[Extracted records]
§ §
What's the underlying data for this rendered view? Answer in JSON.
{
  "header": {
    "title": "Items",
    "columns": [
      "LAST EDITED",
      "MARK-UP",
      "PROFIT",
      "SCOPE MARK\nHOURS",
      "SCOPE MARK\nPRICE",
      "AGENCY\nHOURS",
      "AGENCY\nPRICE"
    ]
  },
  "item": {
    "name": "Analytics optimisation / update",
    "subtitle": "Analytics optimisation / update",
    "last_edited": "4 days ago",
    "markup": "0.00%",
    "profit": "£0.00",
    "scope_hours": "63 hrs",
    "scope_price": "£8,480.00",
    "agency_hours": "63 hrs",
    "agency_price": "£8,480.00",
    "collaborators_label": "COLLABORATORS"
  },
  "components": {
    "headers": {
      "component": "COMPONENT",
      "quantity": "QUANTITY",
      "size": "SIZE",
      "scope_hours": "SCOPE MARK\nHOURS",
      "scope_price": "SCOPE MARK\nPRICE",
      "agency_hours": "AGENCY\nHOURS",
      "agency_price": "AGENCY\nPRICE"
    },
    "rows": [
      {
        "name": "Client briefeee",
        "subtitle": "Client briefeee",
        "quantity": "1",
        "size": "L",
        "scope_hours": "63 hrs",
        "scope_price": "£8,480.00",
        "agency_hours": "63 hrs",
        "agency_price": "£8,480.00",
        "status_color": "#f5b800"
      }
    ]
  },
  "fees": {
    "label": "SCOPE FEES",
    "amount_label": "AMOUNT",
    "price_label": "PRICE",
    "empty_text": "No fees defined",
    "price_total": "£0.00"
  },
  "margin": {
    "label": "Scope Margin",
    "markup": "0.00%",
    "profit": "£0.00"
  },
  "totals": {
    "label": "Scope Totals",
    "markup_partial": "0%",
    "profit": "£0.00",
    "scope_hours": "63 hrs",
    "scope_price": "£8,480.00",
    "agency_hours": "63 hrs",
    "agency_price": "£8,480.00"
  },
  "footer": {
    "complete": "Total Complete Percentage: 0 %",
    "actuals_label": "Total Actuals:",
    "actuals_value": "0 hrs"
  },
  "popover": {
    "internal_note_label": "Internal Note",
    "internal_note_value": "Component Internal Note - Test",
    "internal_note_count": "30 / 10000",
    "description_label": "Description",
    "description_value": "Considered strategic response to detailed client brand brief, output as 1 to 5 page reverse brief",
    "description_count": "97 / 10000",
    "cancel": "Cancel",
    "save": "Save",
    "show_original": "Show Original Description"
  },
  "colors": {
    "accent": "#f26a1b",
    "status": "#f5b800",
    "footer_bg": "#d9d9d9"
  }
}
§ §
→ **STATED PROBLEM**:
Set down all of the entries exactly, please.

→ **TASK RESULT**:
What's the underlying data for this rendered view? Answer in JSON.
{
  "header": {
    "title": "Items",
    "columns": [
      "LAST EDITED",
      "MARK-UP",
      "PROFIT",
      "SCOPE MARK\nHOURS",
      "SCOPE MARK\nPRICE",
      "AGENCY\nHOURS",
      "AGENCY\nPRICE"
    ]
  },
  "item": {
    "name": "Analytics optimisation / update",
    "subtitle": "Analytics optimisation / update",
    "last_edited": "4 days ago",
    "markup": "0.00%",
    "profit": "£0.00",
    "scope_hours": "63 hrs",
    "scope_price": "£8,480.00",
    "agency_hours": "63 hrs",
    "agency_price": "£8,480.00",
    "collaborators_label": "COLLABORATORS"
  },
  "components": {
    "headers": {
      "component": "COMPONENT",
      "quantity": "QUANTITY",
      "size": "SIZE",
      "scope_hours": "SCOPE MARK\nHOURS",
      "scope_price": "SCOPE MARK\nPRICE",
      "agency_hours": "AGENCY\nHOURS",
      "agency_price": "AGENCY\nPRICE"
    },
    "rows": [
      {
        "name": "Client briefeee",
        "subtitle": "Client briefeee",
        "quantity": "1",
        "size": "L",
        "scope_hours": "63 hrs",
        "scope_price": "£8,480.00",
        "agency_hours": "63 hrs",
        "agency_price": "£8,480.00",
        "status_color": "#f5b800"
      }
    ]
  },
  "fees": {
    "label": "SCOPE FEES",
    "amount_label": "AMOUNT",
    "price_label": "PRICE",
    "empty_text": "No fees defined",
    "price_total": "£0.00"
  },
  "margin": {
    "label": "Scope Margin",
    "markup": "0.00%",
    "profit": "£0.00"
  },
  "totals": {
    "label": "Scope Totals",
    "markup_partial": "0%",
    "profit": "£0.00",
    "scope_hours": "63 hrs",
    "scope_price": "£8,480.00",
    "agency_hours": "63 hrs",
    "agency_price": "£8,480.00"
  },
  "footer": {
    "complete": "Total Complete Percentage: 0 %",
    "actuals_label": "Total Actuals:",
    "actuals_value": "0 hrs"
  },
  "popover": {
    "internal_note_label": "Internal Note",
    "internal_note_value": "Component Internal Note - Test",
    "internal_note_count": "30 / 10000",
    "description_label": "Description",
    "description_value": "Considered strategic response to detailed client brand brief, output as 1 to 5 page reverse brief",
    "description_count": "97 / 10000",
    "cancel": "Cancel",
    "save": "Save",
    "show_original": "Show Original Description"
  },
  "colors": {
    "accent": "#f26a1b",
    "status": "#f5b800",
    "footer_bg": "#d9d9d9"
  }
}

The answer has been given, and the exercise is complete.